Start Items

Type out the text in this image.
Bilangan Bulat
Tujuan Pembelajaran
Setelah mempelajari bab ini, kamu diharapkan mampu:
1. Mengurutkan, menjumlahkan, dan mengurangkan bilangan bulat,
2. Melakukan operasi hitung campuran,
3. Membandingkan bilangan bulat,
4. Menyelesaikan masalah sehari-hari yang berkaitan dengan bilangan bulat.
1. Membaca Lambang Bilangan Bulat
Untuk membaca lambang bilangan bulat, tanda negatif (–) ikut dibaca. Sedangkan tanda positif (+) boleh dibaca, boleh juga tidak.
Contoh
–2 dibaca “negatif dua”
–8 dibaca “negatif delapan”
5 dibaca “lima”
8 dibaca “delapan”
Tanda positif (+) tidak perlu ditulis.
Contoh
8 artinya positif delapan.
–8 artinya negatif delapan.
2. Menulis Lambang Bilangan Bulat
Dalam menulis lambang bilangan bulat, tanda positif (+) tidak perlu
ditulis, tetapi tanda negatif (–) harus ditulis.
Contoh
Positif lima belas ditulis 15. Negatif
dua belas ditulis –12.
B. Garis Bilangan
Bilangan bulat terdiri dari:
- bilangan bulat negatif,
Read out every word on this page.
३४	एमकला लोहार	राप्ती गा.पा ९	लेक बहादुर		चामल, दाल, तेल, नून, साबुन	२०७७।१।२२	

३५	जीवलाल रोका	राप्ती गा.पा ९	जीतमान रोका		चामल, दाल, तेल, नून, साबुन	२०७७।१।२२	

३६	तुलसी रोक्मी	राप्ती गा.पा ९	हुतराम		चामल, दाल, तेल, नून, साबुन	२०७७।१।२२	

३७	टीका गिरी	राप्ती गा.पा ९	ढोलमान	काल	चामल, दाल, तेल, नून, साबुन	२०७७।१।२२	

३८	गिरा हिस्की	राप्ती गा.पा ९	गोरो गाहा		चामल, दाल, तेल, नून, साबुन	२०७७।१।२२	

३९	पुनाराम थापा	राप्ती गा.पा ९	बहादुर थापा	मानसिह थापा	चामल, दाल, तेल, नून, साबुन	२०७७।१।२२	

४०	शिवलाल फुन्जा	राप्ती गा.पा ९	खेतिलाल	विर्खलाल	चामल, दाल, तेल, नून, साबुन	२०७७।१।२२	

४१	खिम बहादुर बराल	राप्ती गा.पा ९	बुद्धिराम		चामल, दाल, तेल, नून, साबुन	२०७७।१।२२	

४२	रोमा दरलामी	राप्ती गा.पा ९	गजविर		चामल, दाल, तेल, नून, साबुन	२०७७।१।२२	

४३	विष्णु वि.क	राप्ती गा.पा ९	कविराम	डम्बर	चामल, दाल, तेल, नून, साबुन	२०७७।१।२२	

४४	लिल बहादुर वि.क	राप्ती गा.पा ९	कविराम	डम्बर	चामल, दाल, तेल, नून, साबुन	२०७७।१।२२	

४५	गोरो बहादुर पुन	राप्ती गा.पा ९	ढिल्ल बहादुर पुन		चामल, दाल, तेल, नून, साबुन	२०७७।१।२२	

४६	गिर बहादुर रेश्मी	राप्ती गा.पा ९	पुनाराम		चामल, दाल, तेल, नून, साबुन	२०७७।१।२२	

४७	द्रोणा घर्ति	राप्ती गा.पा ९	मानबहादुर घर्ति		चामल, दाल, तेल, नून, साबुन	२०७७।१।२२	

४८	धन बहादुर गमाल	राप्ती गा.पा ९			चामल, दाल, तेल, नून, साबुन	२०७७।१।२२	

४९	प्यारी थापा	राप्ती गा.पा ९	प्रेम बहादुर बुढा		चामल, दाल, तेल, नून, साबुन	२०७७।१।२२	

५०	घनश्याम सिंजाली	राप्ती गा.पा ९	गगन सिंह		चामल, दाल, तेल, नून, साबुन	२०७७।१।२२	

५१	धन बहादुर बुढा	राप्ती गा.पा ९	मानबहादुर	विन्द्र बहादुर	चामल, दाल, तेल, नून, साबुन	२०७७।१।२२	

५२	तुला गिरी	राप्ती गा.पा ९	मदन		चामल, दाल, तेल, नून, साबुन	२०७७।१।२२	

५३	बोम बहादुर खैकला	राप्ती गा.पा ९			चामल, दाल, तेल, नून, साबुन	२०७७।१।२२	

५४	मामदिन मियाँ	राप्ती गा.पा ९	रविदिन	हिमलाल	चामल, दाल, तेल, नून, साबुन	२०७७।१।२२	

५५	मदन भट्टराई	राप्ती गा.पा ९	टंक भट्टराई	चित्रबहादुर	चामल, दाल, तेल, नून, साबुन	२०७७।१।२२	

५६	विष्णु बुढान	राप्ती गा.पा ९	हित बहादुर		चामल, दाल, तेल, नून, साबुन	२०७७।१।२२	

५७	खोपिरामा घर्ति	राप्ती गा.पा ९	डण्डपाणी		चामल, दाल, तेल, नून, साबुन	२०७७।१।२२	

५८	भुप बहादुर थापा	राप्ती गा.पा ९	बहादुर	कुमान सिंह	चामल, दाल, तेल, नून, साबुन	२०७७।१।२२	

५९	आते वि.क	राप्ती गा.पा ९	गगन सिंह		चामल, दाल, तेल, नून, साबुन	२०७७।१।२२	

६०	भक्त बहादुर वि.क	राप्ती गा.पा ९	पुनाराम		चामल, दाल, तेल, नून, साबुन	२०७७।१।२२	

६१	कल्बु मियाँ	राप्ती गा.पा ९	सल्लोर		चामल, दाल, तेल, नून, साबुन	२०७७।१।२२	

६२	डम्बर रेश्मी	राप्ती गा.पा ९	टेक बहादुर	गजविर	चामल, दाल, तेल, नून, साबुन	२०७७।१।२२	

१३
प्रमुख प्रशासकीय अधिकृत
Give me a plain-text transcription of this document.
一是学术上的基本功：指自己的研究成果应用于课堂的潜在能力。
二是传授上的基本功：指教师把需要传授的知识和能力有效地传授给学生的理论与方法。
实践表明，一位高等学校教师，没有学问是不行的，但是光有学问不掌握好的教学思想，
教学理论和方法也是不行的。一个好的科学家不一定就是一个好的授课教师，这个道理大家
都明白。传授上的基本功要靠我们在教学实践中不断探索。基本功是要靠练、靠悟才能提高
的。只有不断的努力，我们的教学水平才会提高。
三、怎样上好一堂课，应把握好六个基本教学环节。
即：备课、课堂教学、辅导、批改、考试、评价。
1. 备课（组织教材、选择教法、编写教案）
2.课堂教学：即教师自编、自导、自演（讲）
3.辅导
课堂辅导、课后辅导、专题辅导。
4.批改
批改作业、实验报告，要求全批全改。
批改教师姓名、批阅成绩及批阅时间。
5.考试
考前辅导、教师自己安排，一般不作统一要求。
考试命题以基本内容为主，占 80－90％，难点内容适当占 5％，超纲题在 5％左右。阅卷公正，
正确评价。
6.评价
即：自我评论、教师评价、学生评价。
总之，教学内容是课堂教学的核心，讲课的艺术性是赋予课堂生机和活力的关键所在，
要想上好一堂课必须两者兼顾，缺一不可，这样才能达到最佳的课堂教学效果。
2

End Items

*Exercise instructions*:
In the listing above, find the lines holding the word "dibaca" and copy them.

*Task answer*:
Untuk membaca lambang bilangan bulat, tanda negatif (–) ikut dibaca. Sedangkan tanda positif (+) boleh dibaca, boleh juga tidak.
–2 dibaca “negatif dua”
–8 dibaca “negatif delapan”
5 dibaca “lima”
8 dibaca “delapan”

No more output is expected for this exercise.